§ Aim of the task:
Reproduce all of the material exactly as shown.

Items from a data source
+++

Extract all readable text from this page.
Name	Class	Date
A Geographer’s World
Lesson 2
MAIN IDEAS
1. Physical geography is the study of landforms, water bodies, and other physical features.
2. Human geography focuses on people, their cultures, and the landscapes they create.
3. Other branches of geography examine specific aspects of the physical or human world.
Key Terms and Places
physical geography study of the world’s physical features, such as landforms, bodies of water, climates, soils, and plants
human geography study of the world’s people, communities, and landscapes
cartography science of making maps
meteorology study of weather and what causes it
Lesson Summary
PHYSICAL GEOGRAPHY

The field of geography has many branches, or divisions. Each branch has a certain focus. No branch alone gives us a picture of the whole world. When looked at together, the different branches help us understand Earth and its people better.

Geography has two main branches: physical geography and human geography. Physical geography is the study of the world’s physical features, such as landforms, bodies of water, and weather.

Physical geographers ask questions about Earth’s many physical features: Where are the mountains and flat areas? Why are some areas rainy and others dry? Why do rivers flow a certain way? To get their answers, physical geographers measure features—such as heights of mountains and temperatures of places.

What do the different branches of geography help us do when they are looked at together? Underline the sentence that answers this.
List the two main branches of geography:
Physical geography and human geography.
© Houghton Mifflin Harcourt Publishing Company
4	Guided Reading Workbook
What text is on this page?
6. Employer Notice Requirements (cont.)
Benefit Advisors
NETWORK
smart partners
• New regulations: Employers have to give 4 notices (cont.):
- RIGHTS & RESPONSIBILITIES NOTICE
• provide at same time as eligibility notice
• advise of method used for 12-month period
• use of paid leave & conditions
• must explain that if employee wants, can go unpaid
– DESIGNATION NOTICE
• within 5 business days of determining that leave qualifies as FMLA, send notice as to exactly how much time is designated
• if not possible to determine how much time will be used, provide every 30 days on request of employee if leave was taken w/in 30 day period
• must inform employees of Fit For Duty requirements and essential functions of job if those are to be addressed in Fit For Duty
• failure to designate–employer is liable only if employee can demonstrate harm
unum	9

+++

§ Final answer:
Extract all readable text from this page.
Name	Class	Date
A Geographer’s World
Lesson 2
MAIN IDEAS
1. Physical geography is the study of landforms, water bodies, and other physical features.
2. Human geography focuses on people, their cultures, and the landscapes they create.
3. Other branches of geography examine specific aspects of the physical or human world.
Key Terms and Places
physical geography study of the world’s physical features, such as landforms, bodies of water, climates, soils, and plants
human geography study of the world’s people, communities, and landscapes
cartography science of making maps
meteorology study of weather and what causes it
Lesson Summary
PHYSICAL GEOGRAPHY

The field of geography has many branches, or divisions. Each branch has a certain focus. No branch alone gives us a picture of the whole world. When looked at together, the different branches help us understand Earth and its people better.

Geography has two main branches: physical geography and human geography. Physical geography is the study of the world’s physical features, such as landforms, bodies of water, and weather.

Physical geographers ask questions about Earth’s many physical features: Where are the mountains and flat areas? Why are some areas rainy and others dry? Why do rivers flow a certain way? To get their answers, physical geographers measure features—such as heights of mountains and temperatures of places.

What do the different branches of geography help us do when they are looked at together? Underline the sentence that answers this.
List the two main branches of geography:
Physical geography and human geography.
© Houghton Mifflin Harcourt Publishing Company
4	Guided Reading Workbook
What text is on this page?
6. Employer Notice Requirements (cont.)
Benefit Advisors
NETWORK
smart partners
• New regulations: Employers have to give 4 notices (cont.):
- RIGHTS & RESPONSIBILITIES NOTICE
• provide at same time as eligibility notice
• advise of method used for 12-month period
• use of paid leave & conditions
• must explain that if employee wants, can go unpaid
– DESIGNATION NOTICE
• within 5 business days of determining that leave qualifies as FMLA, send notice as to exactly how much time is designated
• if not possible to determine how much time will be used, provide every 30 days on request of employee if leave was taken w/in 30 day period
• must inform employees of Fit For Duty requirements and essential functions of job if those are to be addressed in Fit For Duty
• failure to designate–employer is liable only if employee can demonstrate harm
unum	9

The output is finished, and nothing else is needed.